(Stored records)
═══

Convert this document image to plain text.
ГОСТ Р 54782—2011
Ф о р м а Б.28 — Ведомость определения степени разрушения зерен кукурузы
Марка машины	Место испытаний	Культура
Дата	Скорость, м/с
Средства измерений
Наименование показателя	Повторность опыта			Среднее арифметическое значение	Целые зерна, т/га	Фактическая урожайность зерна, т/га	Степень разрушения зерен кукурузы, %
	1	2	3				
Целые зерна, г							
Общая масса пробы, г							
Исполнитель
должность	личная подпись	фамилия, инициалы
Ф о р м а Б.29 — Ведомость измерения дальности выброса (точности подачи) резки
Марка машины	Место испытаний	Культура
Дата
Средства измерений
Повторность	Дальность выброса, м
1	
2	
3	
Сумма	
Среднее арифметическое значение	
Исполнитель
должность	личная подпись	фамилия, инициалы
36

═══

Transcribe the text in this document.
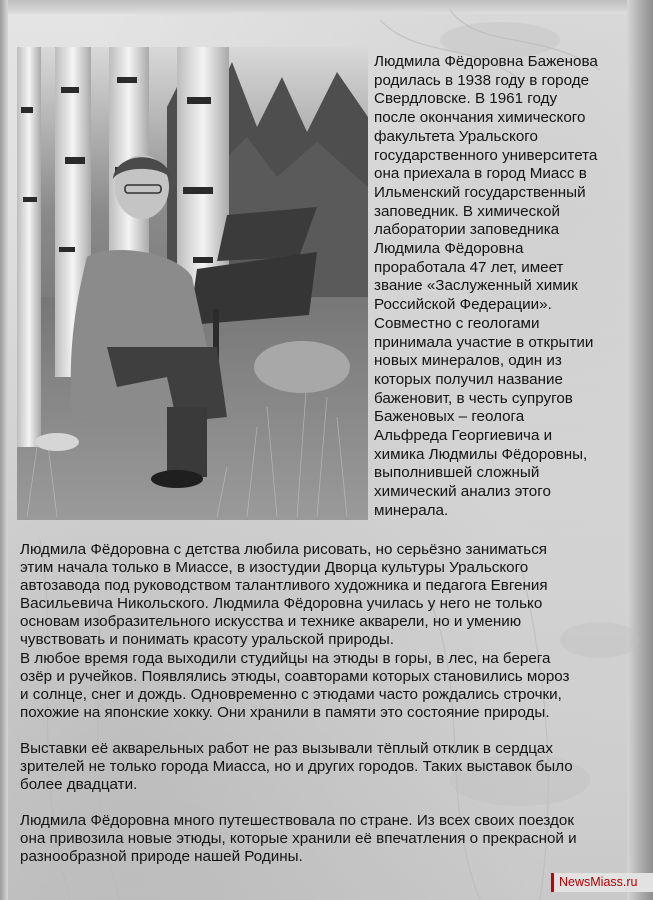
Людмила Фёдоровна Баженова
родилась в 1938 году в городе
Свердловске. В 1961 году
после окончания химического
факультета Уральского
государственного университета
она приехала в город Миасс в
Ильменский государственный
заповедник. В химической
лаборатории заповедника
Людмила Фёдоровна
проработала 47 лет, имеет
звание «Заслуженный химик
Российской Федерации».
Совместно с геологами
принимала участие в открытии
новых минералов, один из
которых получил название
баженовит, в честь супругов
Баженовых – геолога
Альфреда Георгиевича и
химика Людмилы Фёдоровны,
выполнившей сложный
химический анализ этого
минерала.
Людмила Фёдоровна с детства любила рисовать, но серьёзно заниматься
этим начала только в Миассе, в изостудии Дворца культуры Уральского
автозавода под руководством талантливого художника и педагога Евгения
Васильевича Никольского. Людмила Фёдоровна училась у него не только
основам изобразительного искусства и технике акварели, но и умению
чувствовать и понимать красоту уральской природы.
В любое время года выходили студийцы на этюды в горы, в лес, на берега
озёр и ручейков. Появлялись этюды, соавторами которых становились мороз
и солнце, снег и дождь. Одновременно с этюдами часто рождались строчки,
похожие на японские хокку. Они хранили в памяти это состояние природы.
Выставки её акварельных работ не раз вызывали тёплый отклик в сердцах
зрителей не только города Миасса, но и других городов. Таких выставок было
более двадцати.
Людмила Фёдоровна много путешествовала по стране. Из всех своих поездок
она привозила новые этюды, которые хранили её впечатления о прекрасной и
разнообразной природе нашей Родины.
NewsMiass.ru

═══

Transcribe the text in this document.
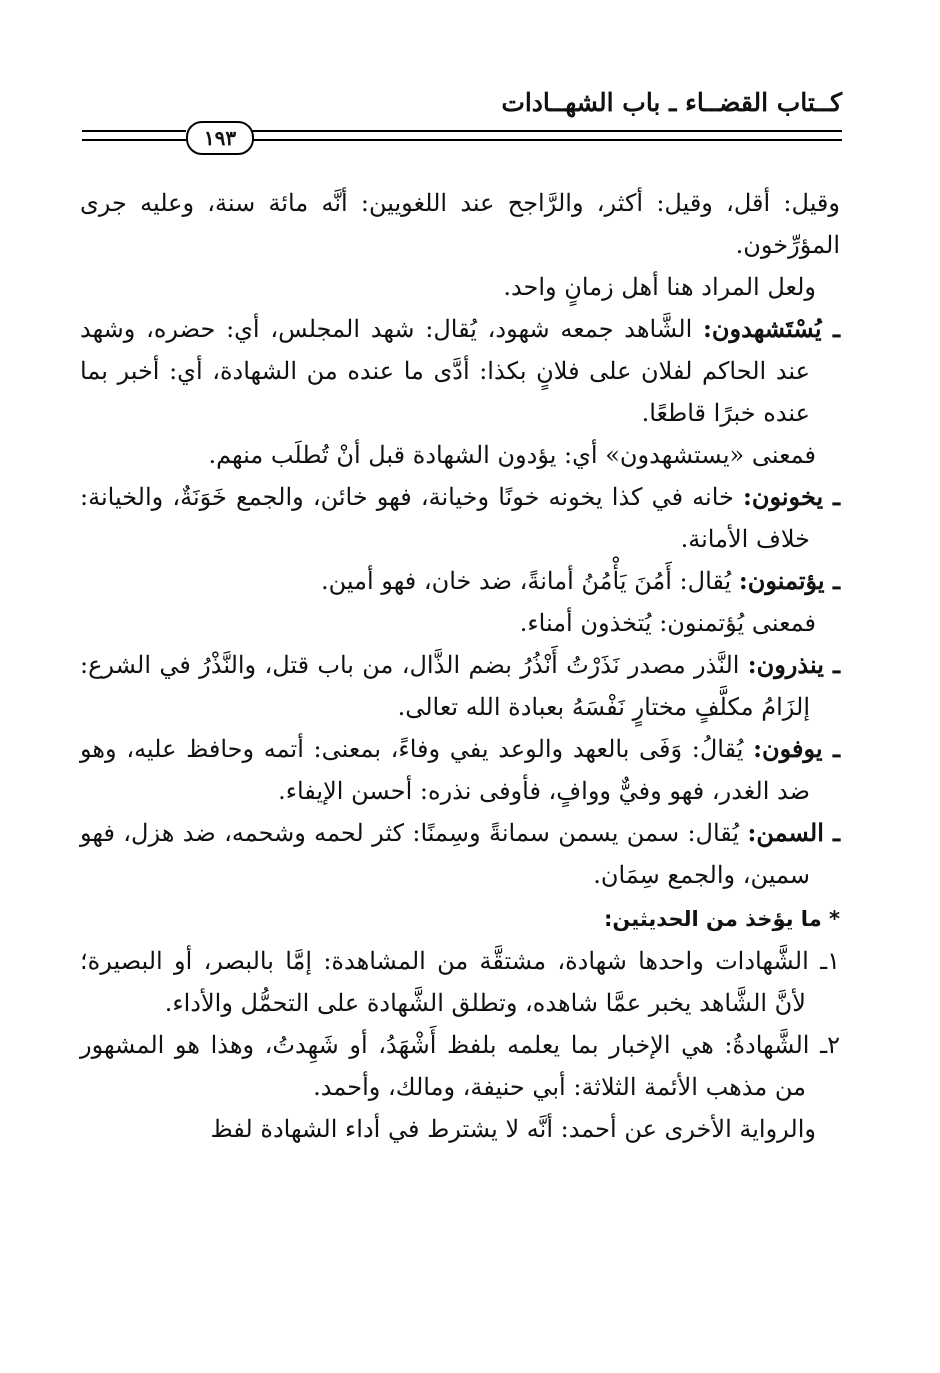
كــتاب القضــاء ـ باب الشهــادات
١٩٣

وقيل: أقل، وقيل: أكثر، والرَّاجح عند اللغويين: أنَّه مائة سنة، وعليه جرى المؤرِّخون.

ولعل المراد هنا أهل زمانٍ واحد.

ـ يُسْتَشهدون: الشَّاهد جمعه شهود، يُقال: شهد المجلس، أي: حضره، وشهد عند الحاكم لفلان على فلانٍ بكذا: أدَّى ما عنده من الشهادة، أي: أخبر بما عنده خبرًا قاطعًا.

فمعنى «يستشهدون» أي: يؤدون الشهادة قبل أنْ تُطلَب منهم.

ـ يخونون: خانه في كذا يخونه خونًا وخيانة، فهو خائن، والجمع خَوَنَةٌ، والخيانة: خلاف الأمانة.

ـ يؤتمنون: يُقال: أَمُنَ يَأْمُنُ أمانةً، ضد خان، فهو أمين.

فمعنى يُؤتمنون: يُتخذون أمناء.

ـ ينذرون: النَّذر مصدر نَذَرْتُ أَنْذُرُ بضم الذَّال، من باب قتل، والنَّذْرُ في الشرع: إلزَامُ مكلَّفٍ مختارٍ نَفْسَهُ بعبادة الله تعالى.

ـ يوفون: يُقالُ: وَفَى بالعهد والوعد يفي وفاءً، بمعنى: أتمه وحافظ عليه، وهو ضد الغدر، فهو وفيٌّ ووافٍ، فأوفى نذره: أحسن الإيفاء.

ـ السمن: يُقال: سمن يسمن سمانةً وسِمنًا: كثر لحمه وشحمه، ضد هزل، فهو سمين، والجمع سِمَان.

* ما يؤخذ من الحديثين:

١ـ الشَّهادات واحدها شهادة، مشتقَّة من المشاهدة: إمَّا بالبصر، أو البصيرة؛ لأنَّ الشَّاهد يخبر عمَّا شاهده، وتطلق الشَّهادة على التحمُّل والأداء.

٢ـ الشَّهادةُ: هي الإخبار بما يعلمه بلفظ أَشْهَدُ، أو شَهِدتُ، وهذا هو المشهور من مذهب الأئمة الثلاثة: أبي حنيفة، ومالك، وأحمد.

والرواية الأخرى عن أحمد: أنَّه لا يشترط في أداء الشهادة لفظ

═══

— SET TASK —
Identify each line in the records above containing the word "зерен"; copy those lines.

— FINISHED TASK —
Ф о р м а Б.28 — Ведомость определения степени разрушения зерен кукурузы
Наименование показателя	Повторность опыта			Среднее арифметическое значение	Целые зерна, т/га	Фактическая урожайность зерна, т/га	Степень разрушения зерен кукурузы, %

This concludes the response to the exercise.